[Work request A] In the Google Drive indexing workflow description, explain why the documents are ingested into a searchable vector database.
[Work request B] From the Google Drive indexing workflow description, extract the text starting at "Who it's for" and ending at "semantic search applications.".
━━━━━ Extracted text
Index Google Drive files into a Supabase vector store with OpenAI embeddings

Created by

Last update

Last update 20 hours ago

Who it's for

This workflow is for developers, data engineers, and knowledge management teams who need to automatically ingest documents stored in Google Drive into a searchable vector database — supporting RAG (retrieval-augmented generation) pipelines or semantic search applications.

How it works

One-time setup: A chat trigger runs SQL queries to create the required Postgres tables (documents, document_metadata, document_rows) and the vector similarity match function in Supabase/Postgres.
Trigger: Two Google Drive triggers detect newly created or updated files in a watched folder and pass them into a batch loop.
Clean old data: For each file, stale document rows and vector embeddings are deleted from Supabase before re-processing.
━━━━━━━━━━
━━━━━ Extracted information
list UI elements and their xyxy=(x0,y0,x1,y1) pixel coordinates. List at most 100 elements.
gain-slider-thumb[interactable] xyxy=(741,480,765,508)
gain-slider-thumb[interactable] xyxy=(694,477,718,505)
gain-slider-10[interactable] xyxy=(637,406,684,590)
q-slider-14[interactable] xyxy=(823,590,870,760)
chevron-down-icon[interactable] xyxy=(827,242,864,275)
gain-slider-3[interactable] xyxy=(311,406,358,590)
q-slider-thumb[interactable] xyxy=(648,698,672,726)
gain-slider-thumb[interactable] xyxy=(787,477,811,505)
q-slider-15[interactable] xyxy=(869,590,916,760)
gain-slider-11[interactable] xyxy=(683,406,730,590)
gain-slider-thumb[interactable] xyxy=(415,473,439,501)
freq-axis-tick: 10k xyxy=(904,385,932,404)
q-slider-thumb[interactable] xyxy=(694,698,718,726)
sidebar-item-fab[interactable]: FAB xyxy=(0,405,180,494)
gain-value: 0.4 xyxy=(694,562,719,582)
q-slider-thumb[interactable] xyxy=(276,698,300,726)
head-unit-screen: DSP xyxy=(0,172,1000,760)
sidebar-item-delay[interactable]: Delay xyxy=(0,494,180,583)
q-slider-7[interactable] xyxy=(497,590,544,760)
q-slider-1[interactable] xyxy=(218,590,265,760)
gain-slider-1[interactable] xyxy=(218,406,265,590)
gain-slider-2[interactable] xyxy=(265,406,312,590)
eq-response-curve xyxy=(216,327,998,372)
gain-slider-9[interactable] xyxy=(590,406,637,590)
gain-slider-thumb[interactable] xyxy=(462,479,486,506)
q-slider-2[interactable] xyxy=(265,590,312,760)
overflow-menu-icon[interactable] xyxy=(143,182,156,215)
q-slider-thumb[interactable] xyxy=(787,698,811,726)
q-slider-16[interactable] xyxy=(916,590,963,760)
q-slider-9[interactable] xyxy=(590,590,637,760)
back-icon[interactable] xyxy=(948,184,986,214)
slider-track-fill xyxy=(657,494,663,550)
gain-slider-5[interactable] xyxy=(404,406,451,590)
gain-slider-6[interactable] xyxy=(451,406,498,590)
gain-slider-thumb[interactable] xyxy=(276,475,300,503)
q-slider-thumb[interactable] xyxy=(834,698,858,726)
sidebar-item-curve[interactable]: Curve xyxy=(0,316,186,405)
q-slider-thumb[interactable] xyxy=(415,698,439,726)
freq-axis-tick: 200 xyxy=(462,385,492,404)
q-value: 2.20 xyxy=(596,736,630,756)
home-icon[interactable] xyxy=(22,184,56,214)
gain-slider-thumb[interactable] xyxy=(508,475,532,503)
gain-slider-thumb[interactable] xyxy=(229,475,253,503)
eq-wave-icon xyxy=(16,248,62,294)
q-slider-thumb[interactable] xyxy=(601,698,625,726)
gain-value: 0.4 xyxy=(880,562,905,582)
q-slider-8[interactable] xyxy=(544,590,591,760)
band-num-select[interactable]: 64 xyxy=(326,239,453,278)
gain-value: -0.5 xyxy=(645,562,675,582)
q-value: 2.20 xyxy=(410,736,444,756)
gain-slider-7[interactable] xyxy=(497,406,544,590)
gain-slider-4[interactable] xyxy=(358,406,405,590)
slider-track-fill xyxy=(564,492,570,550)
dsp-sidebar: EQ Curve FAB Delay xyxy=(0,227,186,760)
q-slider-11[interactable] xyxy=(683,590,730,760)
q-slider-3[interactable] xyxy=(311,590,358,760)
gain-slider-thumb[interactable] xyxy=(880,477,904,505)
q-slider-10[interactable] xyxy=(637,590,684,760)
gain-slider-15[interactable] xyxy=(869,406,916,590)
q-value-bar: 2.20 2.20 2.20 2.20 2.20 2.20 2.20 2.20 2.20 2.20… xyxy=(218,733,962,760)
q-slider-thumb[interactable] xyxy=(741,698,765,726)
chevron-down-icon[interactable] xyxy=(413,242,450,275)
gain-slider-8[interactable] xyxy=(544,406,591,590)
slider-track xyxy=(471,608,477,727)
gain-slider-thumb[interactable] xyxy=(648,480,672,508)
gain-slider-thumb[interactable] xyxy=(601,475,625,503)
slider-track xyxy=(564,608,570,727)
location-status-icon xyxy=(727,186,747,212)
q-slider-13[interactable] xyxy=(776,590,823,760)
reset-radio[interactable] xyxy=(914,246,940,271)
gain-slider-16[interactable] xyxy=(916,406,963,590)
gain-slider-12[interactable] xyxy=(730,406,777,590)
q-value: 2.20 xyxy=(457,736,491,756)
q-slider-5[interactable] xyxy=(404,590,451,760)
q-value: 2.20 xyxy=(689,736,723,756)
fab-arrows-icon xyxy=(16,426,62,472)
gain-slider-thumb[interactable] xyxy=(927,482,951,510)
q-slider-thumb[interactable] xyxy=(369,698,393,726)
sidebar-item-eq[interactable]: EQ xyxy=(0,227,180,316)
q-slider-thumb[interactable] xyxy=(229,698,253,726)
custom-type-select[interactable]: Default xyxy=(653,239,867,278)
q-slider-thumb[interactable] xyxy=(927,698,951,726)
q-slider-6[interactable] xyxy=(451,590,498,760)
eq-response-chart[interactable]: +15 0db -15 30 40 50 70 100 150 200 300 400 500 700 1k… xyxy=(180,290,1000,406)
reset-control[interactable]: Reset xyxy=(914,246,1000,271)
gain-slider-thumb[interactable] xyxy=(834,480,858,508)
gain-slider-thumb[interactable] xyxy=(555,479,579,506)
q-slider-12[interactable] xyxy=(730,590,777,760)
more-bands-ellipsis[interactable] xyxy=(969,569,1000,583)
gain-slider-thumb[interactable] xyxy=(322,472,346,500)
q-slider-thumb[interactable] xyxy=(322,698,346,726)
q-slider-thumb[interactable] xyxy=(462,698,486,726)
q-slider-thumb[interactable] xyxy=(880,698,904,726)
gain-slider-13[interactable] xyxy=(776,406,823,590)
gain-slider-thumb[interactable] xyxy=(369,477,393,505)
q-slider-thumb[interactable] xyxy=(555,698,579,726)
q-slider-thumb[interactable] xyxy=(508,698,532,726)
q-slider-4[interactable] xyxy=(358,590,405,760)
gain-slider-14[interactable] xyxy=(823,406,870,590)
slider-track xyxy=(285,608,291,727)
━━━━━━━━━━
[Answer A] The documents are ingested into a searchable vector database to support RAG (retrieval-augmented generation) pipelines or semantic search applications.

[Answer B]
Who it's for

This workflow is for developers, data engineers, and knowledge management teams who need to automatically ingest documents stored in Google Drive into a searchable vector database — supporting RAG (retrieval-augmented generation) pipelines or semantic search applications.